PROBLEM TO WORK ON: Emit the data below verbatim, stripping out any pictures.
═══ DATA PROVIDED ═══
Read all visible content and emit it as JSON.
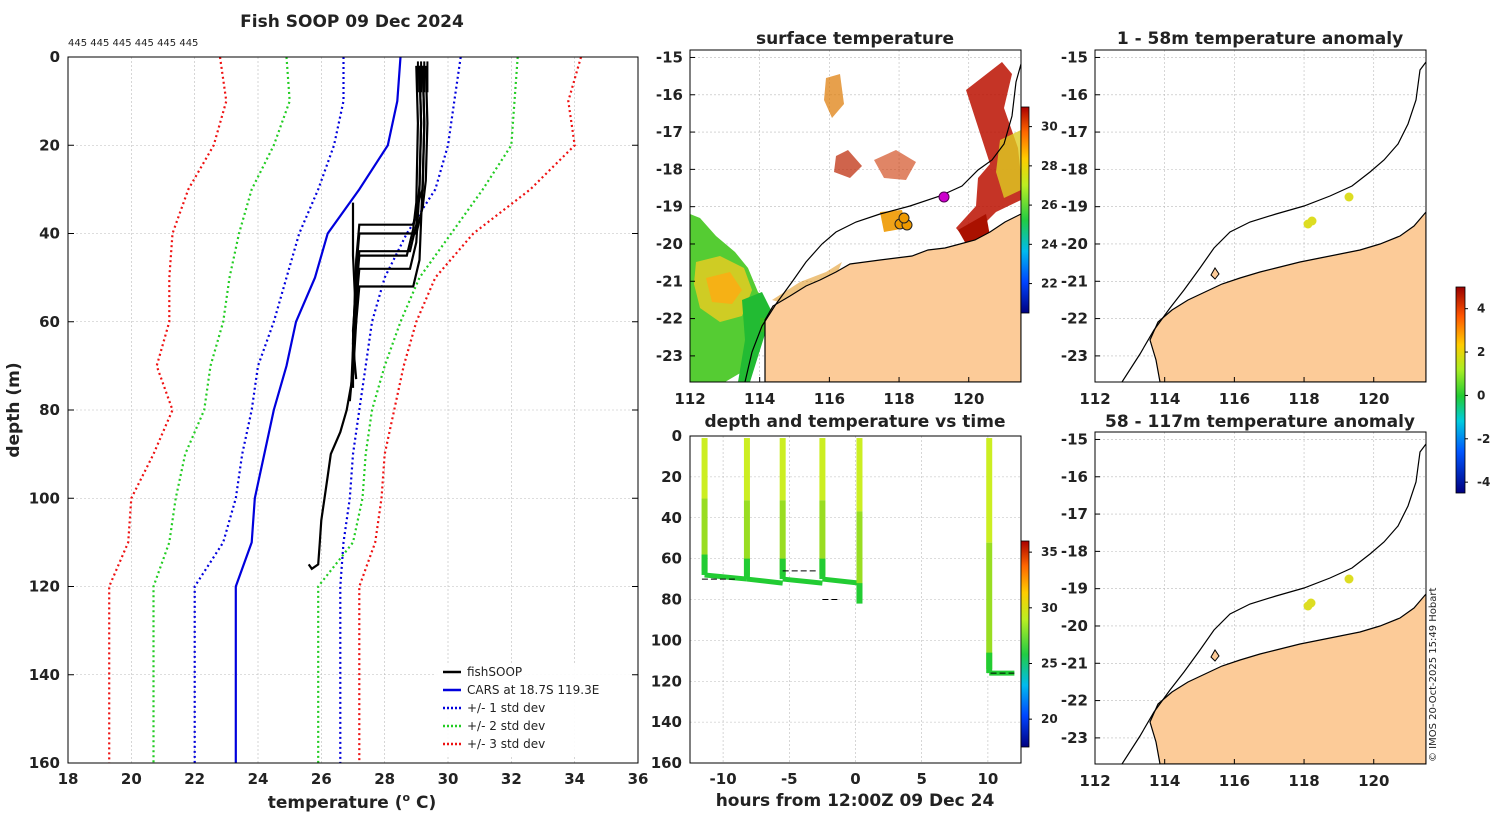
{
  "chart_data": [
    {
      "id": "profile",
      "type": "line",
      "title": "Fish SOOP 09 Dec 2024",
      "xlabel": "temperature (",
      "xlabel_sup": "o",
      "xlabel_tail": " C)",
      "ylabel": "depth (m)",
      "xlim": [
        18,
        36
      ],
      "ylim": [
        0,
        160
      ],
      "y_inverted": true,
      "xticks": [
        18,
        20,
        22,
        24,
        26,
        28,
        30,
        32,
        34,
        36
      ],
      "yticks": [
        0,
        20,
        40,
        60,
        80,
        100,
        120,
        140,
        160
      ],
      "grid": true,
      "top_annotation": "445 445 445 445 445 445",
      "legend_position": "bottom-right",
      "series": [
        {
          "name": "fishSOOP",
          "color": "#000000",
          "dash": "solid",
          "points": []
        },
        {
          "name": "CARS at 18.7S 119.3E",
          "color": "#0000dd",
          "dash": "solid",
          "points": [
            [
              28.5,
              0
            ],
            [
              28.4,
              10
            ],
            [
              28.1,
              20
            ],
            [
              27.2,
              30
            ],
            [
              26.2,
              40
            ],
            [
              25.8,
              50
            ],
            [
              25.2,
              60
            ],
            [
              24.9,
              70
            ],
            [
              24.5,
              80
            ],
            [
              24.2,
              90
            ],
            [
              23.9,
              100
            ],
            [
              23.8,
              110
            ],
            [
              23.3,
              120
            ],
            [
              23.3,
              160
            ]
          ]
        },
        {
          "name": "+/- 1 std dev",
          "color": "#0000dd",
          "dash": "dotted",
          "lines": [
            [
              [
                26.7,
                0
              ],
              [
                26.7,
                10
              ],
              [
                26.4,
                20
              ],
              [
                25.9,
                30
              ],
              [
                25.3,
                40
              ],
              [
                24.9,
                50
              ],
              [
                24.5,
                60
              ],
              [
                24.0,
                70
              ],
              [
                23.8,
                80
              ],
              [
                23.5,
                90
              ],
              [
                23.3,
                100
              ],
              [
                22.9,
                110
              ],
              [
                22.0,
                120
              ],
              [
                22.0,
                160
              ]
            ],
            [
              [
                30.4,
                0
              ],
              [
                30.2,
                10
              ],
              [
                30.0,
                20
              ],
              [
                29.6,
                30
              ],
              [
                28.7,
                40
              ],
              [
                28.0,
                50
              ],
              [
                27.6,
                60
              ],
              [
                27.4,
                70
              ],
              [
                27.2,
                80
              ],
              [
                27.0,
                90
              ],
              [
                26.9,
                100
              ],
              [
                26.7,
                110
              ],
              [
                26.6,
                120
              ],
              [
                26.6,
                160
              ]
            ]
          ]
        },
        {
          "name": "+/- 2 std dev",
          "color": "#22cc22",
          "dash": "dotted",
          "lines": [
            [
              [
                24.9,
                0
              ],
              [
                25.0,
                10
              ],
              [
                24.5,
                20
              ],
              [
                23.8,
                30
              ],
              [
                23.4,
                40
              ],
              [
                23.1,
                50
              ],
              [
                22.9,
                60
              ],
              [
                22.5,
                70
              ],
              [
                22.3,
                80
              ],
              [
                21.7,
                90
              ],
              [
                21.4,
                100
              ],
              [
                21.2,
                110
              ],
              [
                20.7,
                120
              ],
              [
                20.7,
                160
              ]
            ],
            [
              [
                32.2,
                0
              ],
              [
                32.1,
                10
              ],
              [
                32.0,
                20
              ],
              [
                31.1,
                30
              ],
              [
                30.1,
                40
              ],
              [
                29.1,
                50
              ],
              [
                28.5,
                60
              ],
              [
                28.0,
                70
              ],
              [
                27.6,
                80
              ],
              [
                27.4,
                90
              ],
              [
                27.3,
                100
              ],
              [
                27.0,
                110
              ],
              [
                25.9,
                120
              ],
              [
                25.9,
                160
              ]
            ]
          ]
        },
        {
          "name": "+/- 3 std dev",
          "color": "#ee1111",
          "dash": "dotted",
          "lines": [
            [
              [
                22.8,
                0
              ],
              [
                23.0,
                10
              ],
              [
                22.6,
                20
              ],
              [
                21.8,
                30
              ],
              [
                21.3,
                40
              ],
              [
                21.2,
                50
              ],
              [
                21.2,
                60
              ],
              [
                20.8,
                70
              ],
              [
                21.3,
                80
              ],
              [
                20.7,
                90
              ],
              [
                20.0,
                100
              ],
              [
                19.9,
                110
              ],
              [
                19.3,
                120
              ],
              [
                19.3,
                160
              ]
            ],
            [
              [
                34.2,
                0
              ],
              [
                33.8,
                10
              ],
              [
                34.0,
                20
              ],
              [
                32.6,
                30
              ],
              [
                30.8,
                40
              ],
              [
                29.6,
                50
              ],
              [
                29.0,
                60
              ],
              [
                28.6,
                70
              ],
              [
                28.3,
                80
              ],
              [
                28.0,
                90
              ],
              [
                27.9,
                100
              ],
              [
                27.7,
                110
              ],
              [
                27.2,
                120
              ],
              [
                27.2,
                160
              ]
            ]
          ]
        }
      ]
    },
    {
      "id": "surface_map",
      "type": "heatmap",
      "title": "surface temperature",
      "xlim": [
        112,
        121.5
      ],
      "ylim": [
        -23.7,
        -14.8
      ],
      "xticks": [
        112,
        114,
        116,
        118,
        120
      ],
      "yticks": [
        -15,
        -16,
        -17,
        -18,
        -19,
        -20,
        -21,
        -22,
        -23
      ],
      "colorbar": {
        "ticks": [
          22,
          24,
          26,
          28,
          30
        ],
        "range": [
          20.5,
          31
        ]
      }
    },
    {
      "id": "depth_time",
      "type": "scatter",
      "title": "depth and temperature vs time",
      "xlabel": "hours from 12:00Z 09 Dec 24",
      "xlim": [
        -12.5,
        12.5
      ],
      "ylim": [
        0,
        160
      ],
      "y_inverted": true,
      "xticks": [
        -10,
        -5,
        0,
        5,
        10
      ],
      "yticks": [
        0,
        20,
        40,
        60,
        80,
        100,
        120,
        140,
        160
      ],
      "colorbar": {
        "ticks": [
          20,
          25,
          30,
          35
        ],
        "range": [
          17.5,
          36
        ]
      },
      "dives": [
        [
          -11.4,
          68
        ],
        [
          -8.2,
          70
        ],
        [
          -5.5,
          70
        ],
        [
          -2.5,
          70
        ],
        [
          0.3,
          82
        ],
        [
          10.1,
          116
        ]
      ]
    },
    {
      "id": "anomaly_1_58",
      "type": "heatmap",
      "title": "1 - 58m temperature anomaly",
      "xlim": [
        112,
        121.5
      ],
      "ylim": [
        -23.7,
        -14.8
      ],
      "xticks": [
        112,
        114,
        116,
        118,
        120
      ],
      "yticks": [
        -15,
        -16,
        -17,
        -18,
        -19,
        -20,
        -21,
        -22,
        -23
      ]
    },
    {
      "id": "anomaly_58_117",
      "type": "heatmap",
      "title": "58 - 117m temperature anomaly",
      "xlim": [
        112,
        121.5
      ],
      "ylim": [
        -23.7,
        -14.8
      ],
      "xticks": [
        112,
        114,
        116,
        118,
        120
      ],
      "yticks": [
        -15,
        -16,
        -17,
        -18,
        -19,
        -20,
        -21,
        -22,
        -23
      ],
      "colorbar": {
        "ticks": [
          4,
          2,
          0,
          -2,
          -4
        ],
        "range": [
          -4.5,
          5
        ]
      }
    }
  ],
  "credit": "© IMOS 20-Oct-2025 15:49 Hobart"
}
═══
EXERCISE SOLUTION:
Read all visible content and emit it as JSON.
{
  "chart_data": [
    {
      "id": "profile",
      "type": "line",
      "title": "Fish SOOP 09 Dec 2024",
      "xlabel": "temperature (",
      "xlabel_sup": "o",
      "xlabel_tail": " C)",
      "ylabel": "depth (m)",
      "xlim": [
        18,
        36
      ],
      "ylim": [
        0,
        160
      ],
      "y_inverted": true,
      "xticks": [
        18,
        20,
        22,
        24,
        26,
        28,
        30,
        32,
        34,
        36
      ],
      "yticks": [
        0,
        20,
        40,
        60,
        80,
        100,
        120,
        140,
        160
      ],
      "grid": true,
      "top_annotation": "445 445 445 445 445 445",
      "legend_position": "bottom-right",
      "series": [
        {
          "name": "fishSOOP",
          "color": "#000000",
          "dash": "solid",
          "points": []
        },
        {
          "name": "CARS at 18.7S 119.3E",
          "color": "#0000dd",
          "dash": "solid",
          "points": [
            [
              28.5,
              0
            ],
            [
              28.4,
              10
            ],
            [
              28.1,
              20
            ],
            [
              27.2,
              30
            ],
            [
              26.2,
              40
            ],
            [
              25.8,
              50
            ],
            [
              25.2,
              60
            ],
            [
              24.9,
              70
            ],
            [
              24.5,
              80
            ],
            [
              24.2,
              90
            ],
            [
              23.9,
              100
            ],
            [
              23.8,
              110
            ],
            [
              23.3,
              120
            ],
            [
              23.3,
              160
            ]
          ]
        },
        {
          "name": "+/- 1 std dev",
          "color": "#0000dd",
          "dash": "dotted",
          "lines": [
            [
              [
                26.7,
                0
              ],
              [
                26.7,
                10
              ],
              [
                26.4,
                20
              ],
              [
                25.9,
                30
              ],
              [
                25.3,
                40
              ],
              [
                24.9,
                50
              ],
              [
                24.5,
                60
              ],
              [
                24.0,
                70
              ],
              [
                23.8,
                80
              ],
              [
                23.5,
                90
              ],
              [
                23.3,
                100
              ],
              [
                22.9,
                110
              ],
              [
                22.0,
                120
              ],
              [
                22.0,
                160
              ]
            ],
            [
              [
                30.4,
                0
              ],
              [
                30.2,
                10
              ],
              [
                30.0,
                20
              ],
              [
                29.6,
                30
              ],
              [
                28.7,
                40
              ],
              [
                28.0,
                50
              ],
              [
                27.6,
                60
              ],
              [
                27.4,
                70
              ],
              [
                27.2,
                80
              ],
              [
                27.0,
                90
              ],
              [
                26.9,
                100
              ],
              [
                26.7,
                110
              ],
              [
                26.6,
                120
              ],
              [
                26.6,
                160
              ]
            ]
          ]
        },
        {
          "name": "+/- 2 std dev",
          "color": "#22cc22",
          "dash": "dotted",
          "lines": [
            [
              [
                24.9,
                0
              ],
              [
                25.0,
                10
              ],
              [
                24.5,
                20
              ],
              [
                23.8,
                30
              ],
              [
                23.4,
                40
              ],
              [
                23.1,
                50
              ],
              [
                22.9,
                60
              ],
              [
                22.5,
                70
              ],
              [
                22.3,
                80
              ],
              [
                21.7,
                90
              ],
              [
                21.4,
                100
              ],
              [
                21.2,
                110
              ],
              [
                20.7,
                120
              ],
              [
                20.7,
                160
              ]
            ],
            [
              [
                32.2,
                0
              ],
              [
                32.1,
                10
              ],
              [
                32.0,
                20
              ],
              [
                31.1,
                30
              ],
              [
                30.1,
                40
              ],
              [
                29.1,
                50
              ],
              [
                28.5,
                60
              ],
              [
                28.0,
                70
              ],
              [
                27.6,
                80
              ],
              [
                27.4,
                90
              ],
              [
                27.3,
                100
              ],
              [
                27.0,
                110
              ],
              [
                25.9,
                120
              ],
              [
                25.9,
                160
              ]
            ]
          ]
        },
        {
          "name": "+/- 3 std dev",
          "color": "#ee1111",
          "dash": "dotted",
          "lines": [
            [
              [
                22.8,
                0
              ],
              [
                23.0,
                10
              ],
              [
                22.6,
                20
              ],
              [
                21.8,
                30
              ],
              [
                21.3,
                40
              ],
              [
                21.2,
                50
              ],
              [
                21.2,
                60
              ],
              [
                20.8,
                70
              ],
              [
                21.3,
                80
              ],
              [
                20.7,
                90
              ],
              [
                20.0,
                100
              ],
              [
                19.9,
                110
              ],
              [
                19.3,
                120
              ],
              [
                19.3,
                160
              ]
            ],
            [
              [
                34.2,
                0
              ],
              [
                33.8,
                10
              ],
              [
                34.0,
                20
              ],
              [
                32.6,
                30
              ],
              [
                30.8,
                40
              ],
              [
                29.6,
                50
              ],
              [
                29.0,
                60
              ],
              [
                28.6,
                70
              ],
              [
                28.3,
                80
              ],
              [
                28.0,
                90
              ],
              [
                27.9,
                100
              ],
              [
                27.7,
                110
              ],
              [
                27.2,
                120
              ],
              [
                27.2,
                160
              ]
            ]
          ]
        }
      ]
    },
    {
      "id": "surface_map",
      "type": "heatmap",
      "title": "surface temperature",
      "xlim": [
        112,
        121.5
      ],
      "ylim": [
        -23.7,
        -14.8
      ],
      "xticks": [
        112,
        114,
        116,
        118,
        120
      ],
      "yticks": [
        -15,
        -16,
        -17,
        -18,
        -19,
        -20,
        -21,
        -22,
        -23
      ],
      "colorbar": {
        "ticks": [
          22,
          24,
          26,
          28,
          30
        ],
        "range": [
          20.5,
          31
        ]
      }
    },
    {
      "id": "depth_time",
      "type": "scatter",
      "title": "depth and temperature vs time",
      "xlabel": "hours from 12:00Z 09 Dec 24",
      "xlim": [
        -12.5,
        12.5
      ],
      "ylim": [
        0,
        160
      ],
      "y_inverted": true,
      "xticks": [
        -10,
        -5,
        0,
        5,
        10
      ],
      "yticks": [
        0,
        20,
        40,
        60,
        80,
        100,
        120,
        140,
        160
      ],
      "colorbar": {
        "ticks": [
          20,
          25,
          30,
          35
        ],
        "range": [
          17.5,
          36
        ]
      },
      "dives": [
        [
          -11.4,
          68
        ],
        [
          -8.2,
          70
        ],
        [
          -5.5,
          70
        ],
        [
          -2.5,
          70
        ],
        [
          0.3,
          82
        ],
        [
          10.1,
          116
        ]
      ]
    },
    {
      "id": "anomaly_1_58",
      "type": "heatmap",
      "title": "1 - 58m temperature anomaly",
      "xlim": [
        112,
        121.5
      ],
      "ylim": [
        -23.7,
        -14.8
      ],
      "xticks": [
        112,
        114,
        116,
        118,
        120
      ],
      "yticks": [
        -15,
        -16,
        -17,
        -18,
        -19,
        -20,
        -21,
        -22,
        -23
      ]
    },
    {
      "id": "anomaly_58_117",
      "type": "heatmap",
      "title": "58 - 117m temperature anomaly",
      "xlim": [
        112,
        121.5
      ],
      "ylim": [
        -23.7,
        -14.8
      ],
      "xticks": [
        112,
        114,
        116,
        118,
        120
      ],
      "yticks": [
        -15,
        -16,
        -17,
        -18,
        -19,
        -20,
        -21,
        -22,
        -23
      ],
      "colorbar": {
        "ticks": [
          4,
          2,
          0,
          -2,
          -4
        ],
        "range": [
          -4.5,
          5
        ]
      }
    }
  ],
  "credit": "© IMOS 20-Oct-2025 15:49 Hobart"
}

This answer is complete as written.